═══ Given data ═══
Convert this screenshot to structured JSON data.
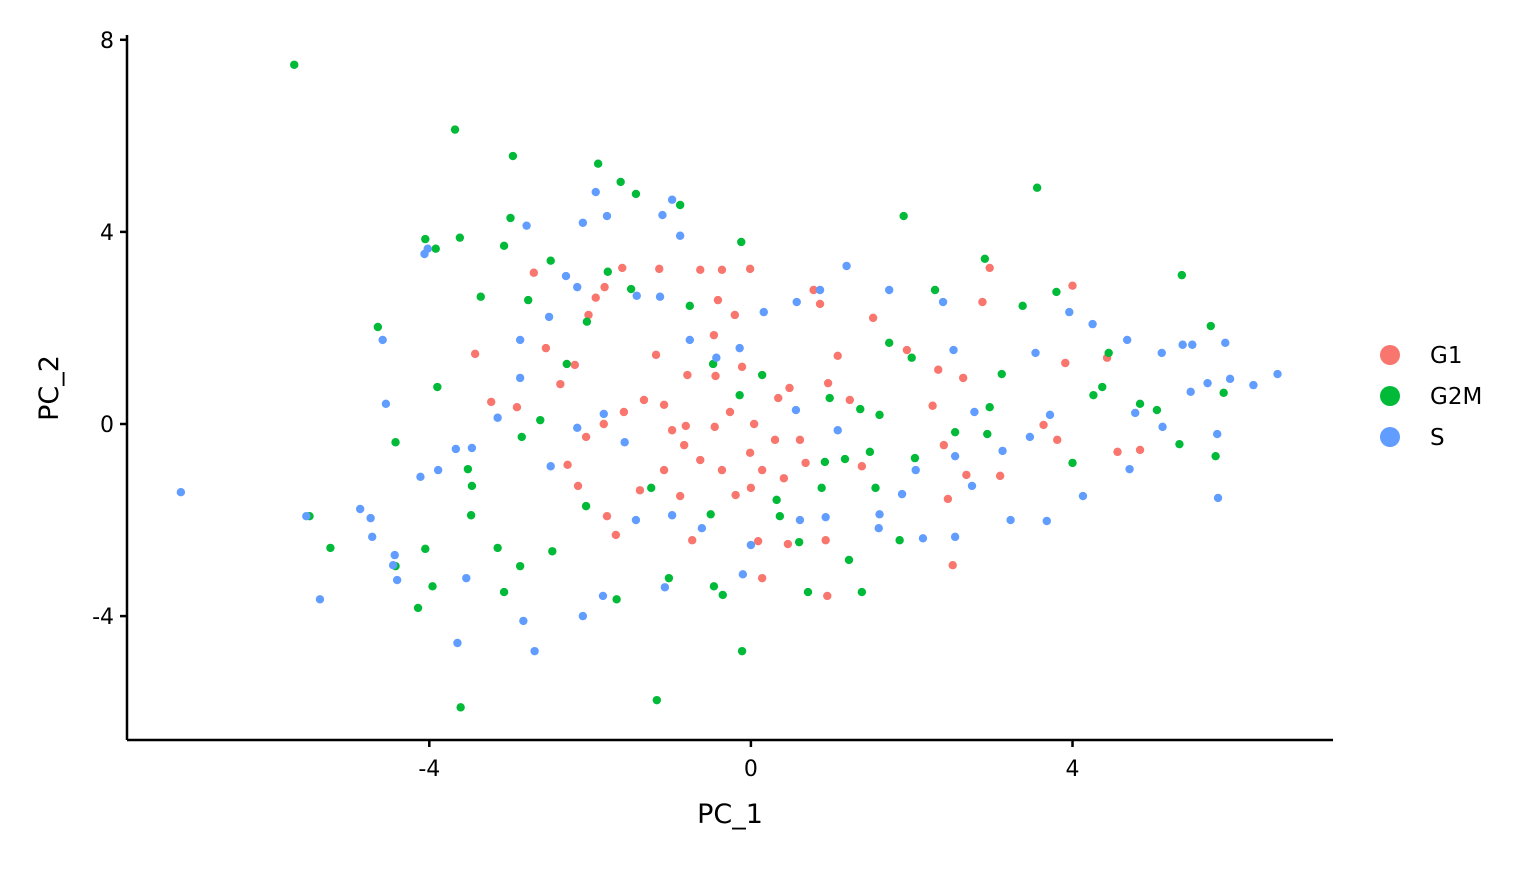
{
  "chart_data": {
    "type": "scatter",
    "x_label": "PC_1",
    "y_label": "PC_2",
    "xlim": [
      -7.76,
      7.24
    ],
    "ylim": [
      -6.58,
      8.1
    ],
    "xticks": [
      -4,
      0,
      4
    ],
    "yticks": [
      -4,
      0,
      4,
      8
    ],
    "legend": "right",
    "series": [
      {
        "name": "G1",
        "color": "#F8766D",
        "x": [
          -3.43,
          -3.23,
          -2.91,
          -2.7,
          -2.55,
          -2.19,
          -2.37,
          -2.02,
          -1.93,
          -1.82,
          -1.6,
          -1.14,
          -0.63,
          -0.36,
          -0.01,
          0.78,
          0.86,
          1.52,
          2.97,
          2.88,
          4.0,
          1.94,
          2.33,
          2.64,
          3.91,
          4.43,
          3.64,
          3.81,
          4.56,
          4.84,
          2.26,
          2.4,
          2.68,
          2.45,
          2.51,
          1.38,
          0.96,
          0.48,
          -0.11,
          -0.44,
          -0.79,
          -1.18,
          -1.33,
          -1.58,
          -1.83,
          -2.05,
          -2.28,
          -2.15,
          -1.79,
          -1.68,
          -1.38,
          -1.08,
          -0.83,
          -0.63,
          -0.36,
          -0.19,
          0.0,
          0.14,
          -0.01,
          0.3,
          0.61,
          0.68,
          0.41,
          0.09,
          0.46,
          0.93,
          0.95,
          0.14,
          -0.73,
          -0.88,
          -0.45,
          -0.26,
          0.04,
          -0.81,
          -1.08,
          -0.98,
          -0.41,
          -0.2,
          -0.46,
          0.34,
          1.23,
          1.08,
          3.1
        ],
        "values": [
          1.46,
          0.46,
          0.35,
          3.15,
          1.58,
          1.23,
          0.83,
          2.27,
          2.63,
          2.85,
          3.25,
          3.23,
          3.21,
          3.21,
          3.23,
          2.79,
          2.5,
          2.21,
          3.25,
          2.54,
          2.88,
          1.54,
          1.13,
          0.96,
          1.27,
          1.38,
          -0.02,
          -0.33,
          -0.58,
          -0.54,
          0.38,
          -0.44,
          -1.06,
          -1.56,
          -2.94,
          -0.88,
          0.85,
          0.75,
          1.19,
          1.0,
          1.02,
          1.44,
          0.5,
          0.25,
          0.0,
          -0.27,
          -0.85,
          -1.29,
          -1.92,
          -2.31,
          -1.38,
          -0.96,
          -0.44,
          -0.75,
          -0.96,
          -1.48,
          -1.33,
          -0.96,
          -0.6,
          -0.33,
          -0.33,
          -0.81,
          -1.13,
          -2.44,
          -2.5,
          -2.42,
          -3.58,
          -3.21,
          -2.42,
          -1.5,
          -0.06,
          0.25,
          0.0,
          -0.04,
          0.4,
          -0.13,
          2.58,
          2.27,
          1.85,
          0.54,
          0.5,
          1.42,
          -1.08
        ]
      },
      {
        "name": "G2M",
        "color": "#00BA38",
        "x": [
          -5.68,
          -3.68,
          -2.96,
          -1.9,
          -1.62,
          -1.43,
          -0.88,
          1.9,
          3.56,
          -0.12,
          -4.05,
          -3.92,
          -3.62,
          -2.99,
          -3.07,
          -2.49,
          2.91,
          5.36,
          2.29,
          3.38,
          3.8,
          5.72,
          -4.64,
          -3.36,
          -2.77,
          -2.04,
          -1.49,
          -1.78,
          1.72,
          2.0,
          3.12,
          4.45,
          4.37,
          4.84,
          5.05,
          5.88,
          -3.9,
          -4.42,
          -3.52,
          -3.47,
          -5.49,
          -5.23,
          -4.42,
          -4.05,
          -3.96,
          -4.14,
          -3.61,
          -3.07,
          -2.87,
          -2.47,
          -1.67,
          -1.02,
          -0.46,
          -0.35,
          -0.11,
          -1.17,
          0.71,
          1.38,
          1.22,
          1.85,
          5.78,
          5.33,
          4.0,
          1.17,
          0.92,
          1.48,
          1.36,
          0.98,
          1.6,
          2.54,
          2.94,
          -0.14,
          0.14,
          -0.76,
          -0.47,
          -2.29,
          -2.62,
          -2.85,
          -2.05,
          -1.24,
          -0.5,
          0.32,
          0.88,
          1.55,
          2.04,
          2.97,
          4.26,
          0.36,
          0.6,
          -3.15,
          -3.48
        ],
        "values": [
          7.48,
          6.13,
          5.58,
          5.42,
          5.04,
          4.79,
          4.56,
          4.33,
          4.92,
          3.79,
          3.85,
          3.65,
          3.88,
          4.29,
          3.71,
          3.4,
          3.44,
          3.1,
          2.79,
          2.46,
          2.75,
          2.04,
          2.02,
          2.65,
          2.58,
          2.13,
          2.81,
          3.17,
          1.69,
          1.38,
          1.04,
          1.48,
          0.77,
          0.42,
          0.29,
          0.65,
          0.77,
          -0.38,
          -0.94,
          -1.29,
          -1.92,
          -2.58,
          -2.96,
          -2.6,
          -3.38,
          -3.83,
          -5.9,
          -3.5,
          -2.96,
          -2.65,
          -3.65,
          -3.21,
          -3.38,
          -3.56,
          -4.73,
          -5.75,
          -3.5,
          -3.5,
          -2.83,
          -2.42,
          -0.67,
          -0.42,
          -0.81,
          -0.73,
          -0.79,
          -0.58,
          0.31,
          0.54,
          0.19,
          -0.17,
          -0.21,
          0.6,
          1.02,
          2.46,
          1.25,
          1.25,
          0.08,
          -0.27,
          -1.71,
          -1.33,
          -1.88,
          -1.58,
          -1.33,
          -1.33,
          -0.71,
          0.35,
          0.6,
          -1.92,
          -2.46,
          -2.58,
          -1.9
        ]
      },
      {
        "name": "S",
        "color": "#619CFF",
        "x": [
          -7.09,
          -5.53,
          -5.36,
          -4.86,
          -4.73,
          -4.71,
          -4.45,
          -4.4,
          -4.43,
          -4.54,
          -4.58,
          -4.06,
          -4.02,
          -4.11,
          -3.89,
          -3.67,
          -3.65,
          -3.54,
          -2.83,
          -2.69,
          -2.79,
          -2.09,
          -1.93,
          -1.79,
          -1.1,
          -0.98,
          -0.88,
          -2.09,
          -1.84,
          -1.07,
          -0.1,
          1.19,
          1.72,
          2.39,
          3.54,
          3.96,
          4.25,
          4.68,
          5.11,
          5.37,
          5.49,
          5.9,
          6.25,
          6.55,
          5.96,
          5.68,
          5.47,
          5.8,
          5.81,
          5.12,
          4.78,
          4.71,
          4.13,
          3.72,
          3.47,
          3.23,
          3.68,
          2.54,
          2.14,
          1.59,
          0.93,
          2.75,
          2.54,
          2.78,
          2.52,
          0.86,
          0.57,
          0.16,
          -0.14,
          -0.43,
          -0.76,
          -1.13,
          -1.42,
          -2.16,
          -2.3,
          -2.51,
          -2.87,
          -3.15,
          -3.47,
          -2.87,
          -2.49,
          -2.16,
          -1.83,
          -1.57,
          -1.43,
          -0.98,
          -0.61,
          0.0,
          0.61,
          1.6,
          1.88,
          2.05,
          0.56,
          1.08,
          3.13
        ],
        "values": [
          -1.42,
          -1.92,
          -3.65,
          -1.77,
          -1.96,
          -2.35,
          -2.94,
          -3.25,
          -2.73,
          0.42,
          1.75,
          3.54,
          3.65,
          -1.1,
          -0.96,
          -0.52,
          -4.56,
          -3.21,
          -4.1,
          -4.73,
          4.13,
          4.19,
          4.83,
          4.33,
          4.35,
          4.67,
          3.92,
          -4.0,
          -3.58,
          -3.4,
          -3.13,
          3.29,
          2.79,
          2.54,
          1.48,
          2.33,
          2.08,
          1.75,
          1.48,
          1.65,
          1.65,
          1.69,
          0.81,
          1.04,
          0.94,
          0.85,
          0.67,
          -0.21,
          -1.54,
          -0.06,
          0.23,
          -0.94,
          -1.5,
          0.19,
          -0.27,
          -2.0,
          -2.02,
          -2.35,
          -2.38,
          -2.17,
          -1.94,
          -1.29,
          -0.67,
          0.25,
          1.54,
          2.79,
          2.54,
          2.33,
          1.58,
          1.38,
          1.75,
          2.65,
          2.67,
          2.85,
          3.08,
          2.23,
          1.75,
          0.13,
          -0.5,
          0.96,
          -0.88,
          -0.08,
          0.21,
          -0.38,
          -2.0,
          -1.9,
          -2.17,
          -2.52,
          -2.0,
          -1.88,
          -1.46,
          -0.96,
          0.29,
          -0.13,
          -0.56
        ]
      }
    ]
  }
}
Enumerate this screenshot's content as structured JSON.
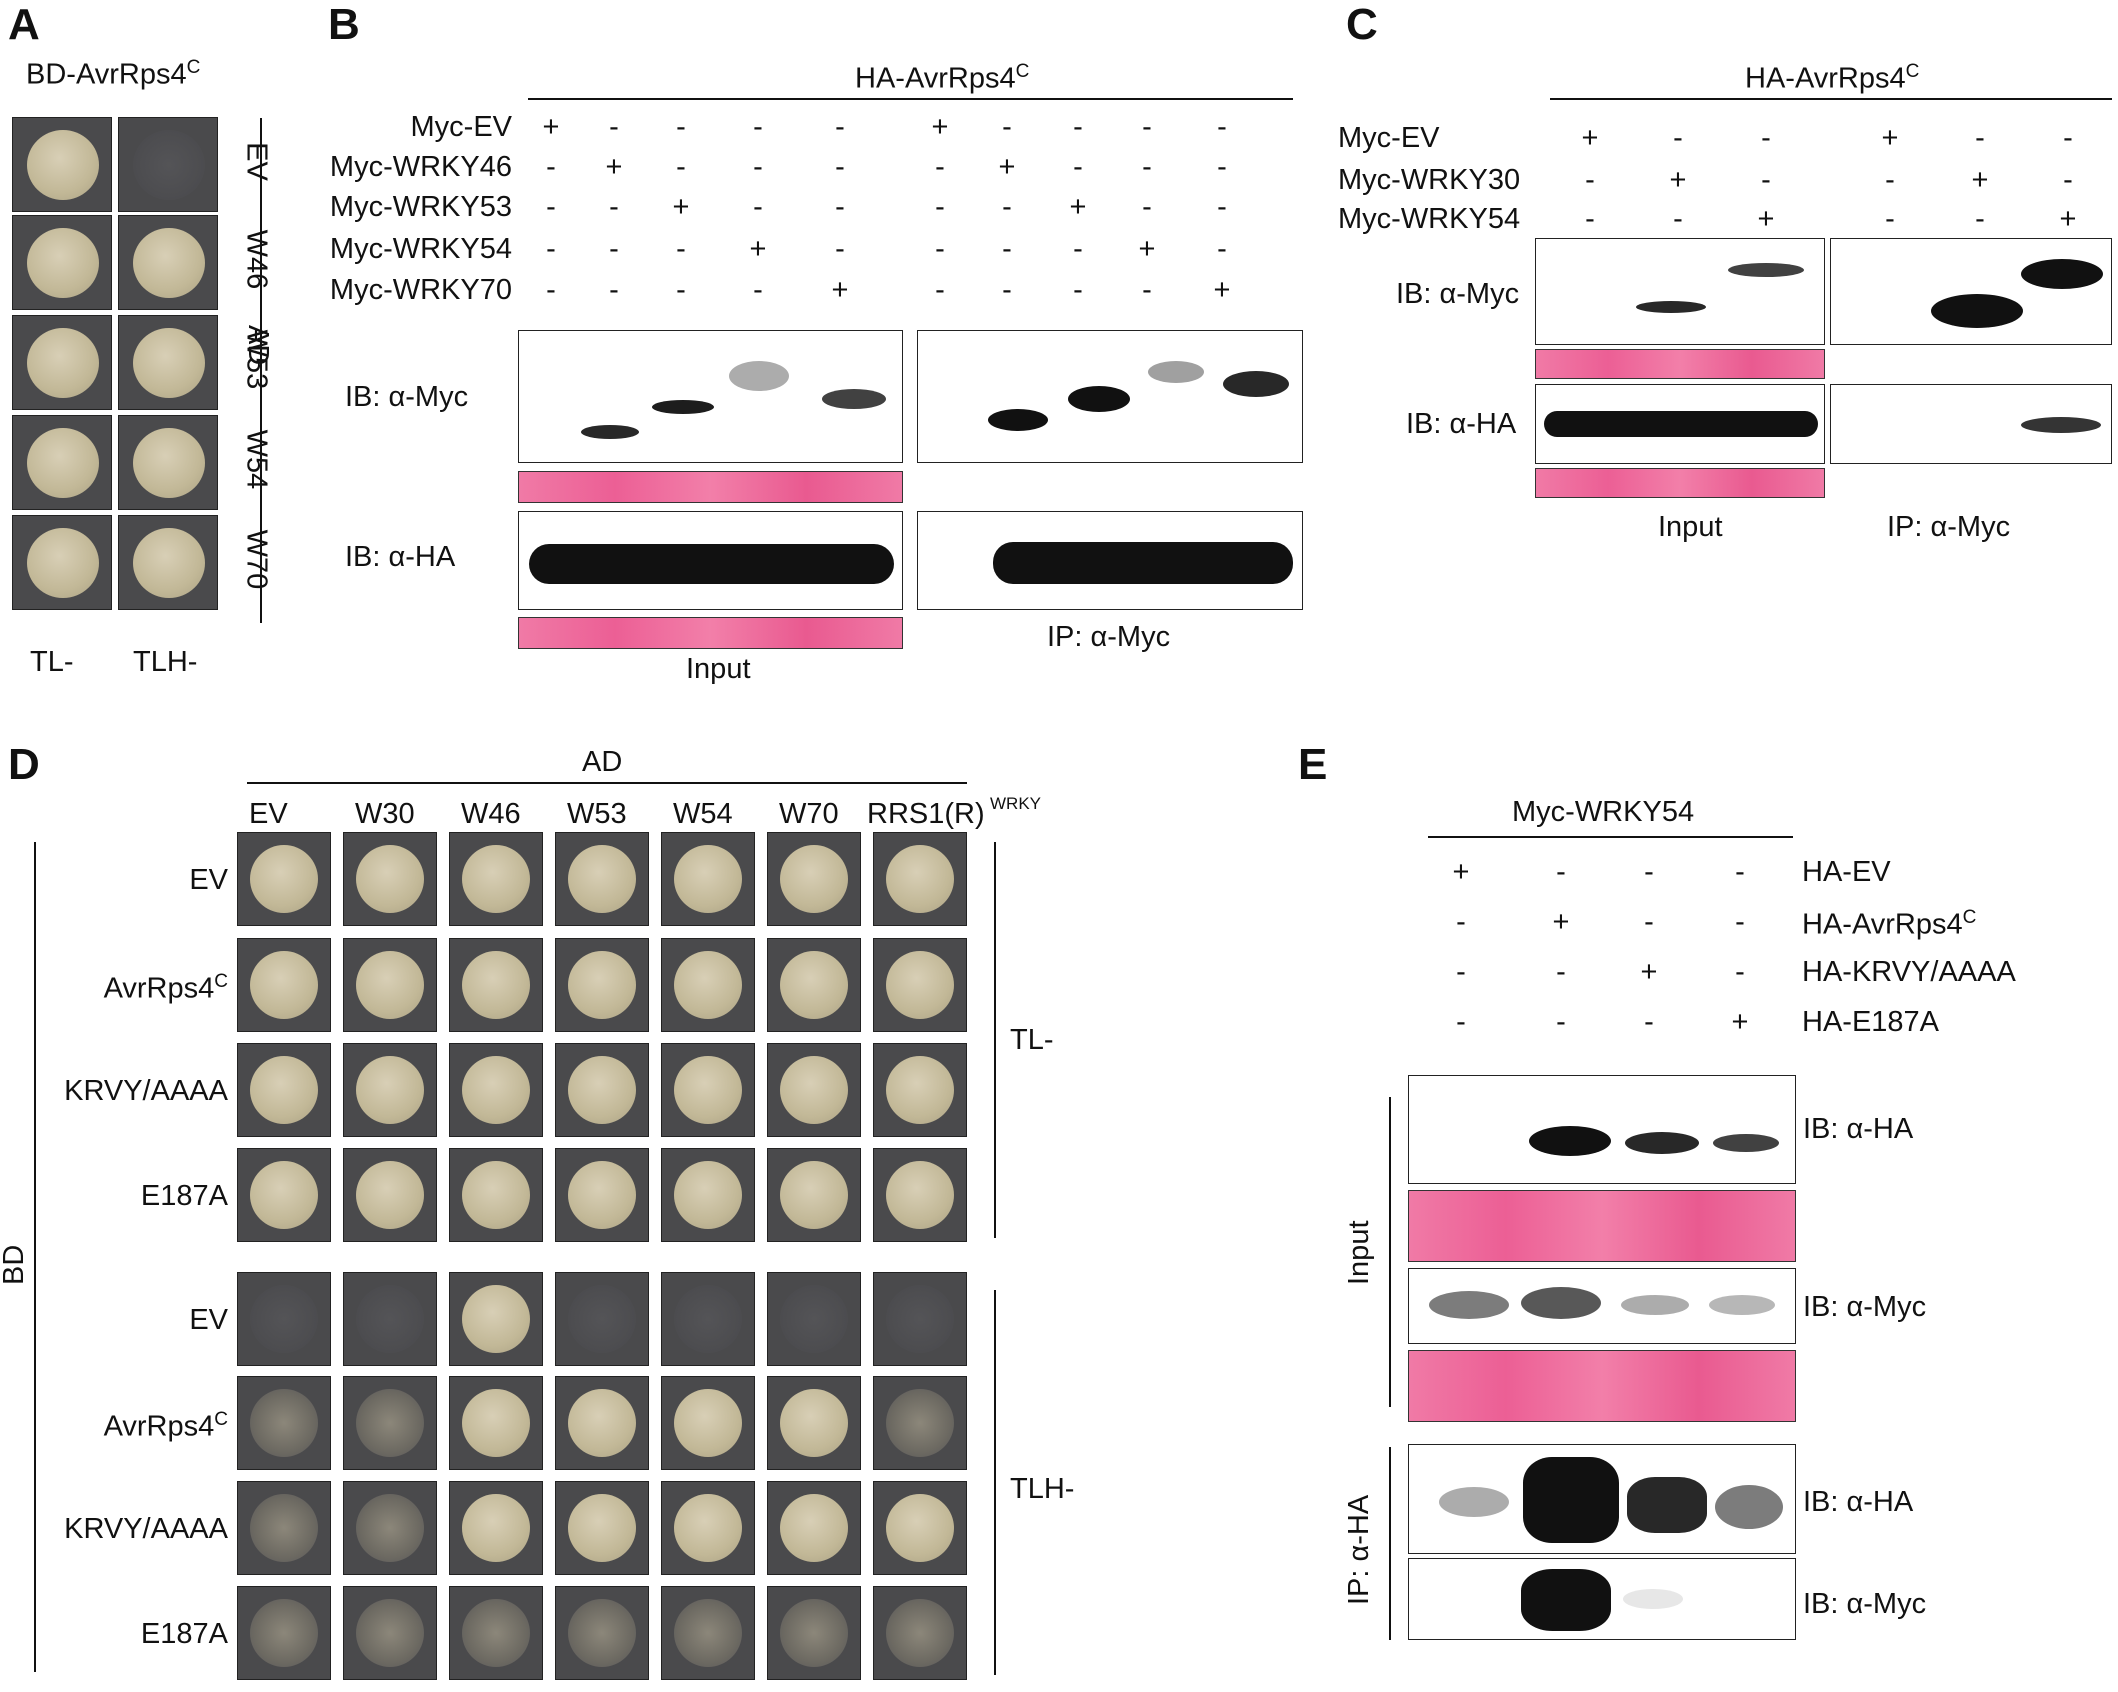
═══
* Short problem
Filter out all lines lacking the word "screenshot" and copy the rest.

* Worked solution
Convert this screenshot to structured JSON data.
Enumerate this screenshot's content as structured JSON.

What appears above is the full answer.